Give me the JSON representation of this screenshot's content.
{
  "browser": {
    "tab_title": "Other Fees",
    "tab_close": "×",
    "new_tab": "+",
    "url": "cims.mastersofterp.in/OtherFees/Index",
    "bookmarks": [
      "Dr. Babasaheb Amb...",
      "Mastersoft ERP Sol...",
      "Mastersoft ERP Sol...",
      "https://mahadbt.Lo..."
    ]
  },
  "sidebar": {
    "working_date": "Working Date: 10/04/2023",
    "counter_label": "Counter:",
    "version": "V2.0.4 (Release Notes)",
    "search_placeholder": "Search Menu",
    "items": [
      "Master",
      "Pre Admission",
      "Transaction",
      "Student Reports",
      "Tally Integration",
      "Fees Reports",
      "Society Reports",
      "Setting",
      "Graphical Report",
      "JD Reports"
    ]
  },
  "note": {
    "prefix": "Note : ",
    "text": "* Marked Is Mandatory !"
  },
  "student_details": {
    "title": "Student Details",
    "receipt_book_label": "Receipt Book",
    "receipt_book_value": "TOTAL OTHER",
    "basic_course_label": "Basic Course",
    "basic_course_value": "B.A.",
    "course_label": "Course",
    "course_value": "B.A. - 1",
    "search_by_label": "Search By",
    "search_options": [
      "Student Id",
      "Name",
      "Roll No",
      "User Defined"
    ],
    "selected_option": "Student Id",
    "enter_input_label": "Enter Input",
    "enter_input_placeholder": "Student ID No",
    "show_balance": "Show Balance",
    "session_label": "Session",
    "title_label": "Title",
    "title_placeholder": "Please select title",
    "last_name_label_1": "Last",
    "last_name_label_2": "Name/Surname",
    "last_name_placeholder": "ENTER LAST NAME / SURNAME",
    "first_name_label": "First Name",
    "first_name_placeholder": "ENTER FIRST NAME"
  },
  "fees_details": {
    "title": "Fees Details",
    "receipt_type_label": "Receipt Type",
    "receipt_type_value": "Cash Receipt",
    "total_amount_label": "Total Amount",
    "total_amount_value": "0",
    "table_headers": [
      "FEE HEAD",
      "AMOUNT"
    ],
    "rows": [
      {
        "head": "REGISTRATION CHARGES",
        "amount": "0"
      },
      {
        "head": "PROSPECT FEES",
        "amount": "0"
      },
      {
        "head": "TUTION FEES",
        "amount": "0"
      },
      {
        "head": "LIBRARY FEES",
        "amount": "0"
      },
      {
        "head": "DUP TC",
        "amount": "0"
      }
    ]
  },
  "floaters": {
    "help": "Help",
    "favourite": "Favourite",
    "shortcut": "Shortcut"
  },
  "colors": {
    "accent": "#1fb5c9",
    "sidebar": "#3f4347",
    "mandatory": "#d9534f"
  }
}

+++

• **Written problem**: Exactly as shown above, return every record.

• **Solution for this problem**:
Give me the JSON representation of this screenshot's content.
{
  "browser": {
    "tab_title": "Other Fees",
    "tab_close": "×",
    "new_tab": "+",
    "url": "cims.mastersofterp.in/OtherFees/Index",
    "bookmarks": [
      "Dr. Babasaheb Amb...",
      "Mastersoft ERP Sol...",
      "Mastersoft ERP Sol...",
      "https://mahadbt.Lo..."
    ]
  },
  "sidebar": {
    "working_date": "Working Date: 10/04/2023",
    "counter_label": "Counter:",
    "version": "V2.0.4 (Release Notes)",
    "search_placeholder": "Search Menu",
    "items": [
      "Master",
      "Pre Admission",
      "Transaction",
      "Student Reports",
      "Tally Integration",
      "Fees Reports",
      "Society Reports",
      "Setting",
      "Graphical Report",
      "JD Reports"
    ]
  },
  "note": {
    "prefix": "Note : ",
    "text": "* Marked Is Mandatory !"
  },
  "student_details": {
    "title": "Student Details",
    "receipt_book_label": "Receipt Book",
    "receipt_book_value": "TOTAL OTHER",
    "basic_course_label": "Basic Course",
    "basic_course_value": "B.A.",
    "course_label": "Course",
    "course_value": "B.A. - 1",
    "search_by_label": "Search By",
    "search_options": [
      "Student Id",
      "Name",
      "Roll No",
      "User Defined"
    ],
    "selected_option": "Student Id",
    "enter_input_label": "Enter Input",
    "enter_input_placeholder": "Student ID No",
    "show_balance": "Show Balance",
    "session_label": "Session",
    "title_label": "Title",
    "title_placeholder": "Please select title",
    "last_name_label_1": "Last",
    "last_name_label_2": "Name/Surname",
    "last_name_placeholder": "ENTER LAST NAME / SURNAME",
    "first_name_label": "First Name",
    "first_name_placeholder": "ENTER FIRST NAME"
  },
  "fees_details": {
    "title": "Fees Details",
    "receipt_type_label": "Receipt Type",
    "receipt_type_value": "Cash Receipt",
    "total_amount_label": "Total Amount",
    "total_amount_value": "0",
    "table_headers": [
      "FEE HEAD",
      "AMOUNT"
    ],
    "rows": [
      {
        "head": "REGISTRATION CHARGES",
        "amount": "0"
      },
      {
        "head": "PROSPECT FEES",
        "amount": "0"
      },
      {
        "head": "TUTION FEES",
        "amount": "0"
      },
      {
        "head": "LIBRARY FEES",
        "amount": "0"
      },
      {
        "head": "DUP TC",
        "amount": "0"
      }
    ]
  },
  "floaters": {
    "help": "Help",
    "favourite": "Favourite",
    "shortcut": "Shortcut"
  },
  "colors": {
    "accent": "#1fb5c9",
    "sidebar": "#3f4347",
    "mandatory": "#d9534f"
  }
}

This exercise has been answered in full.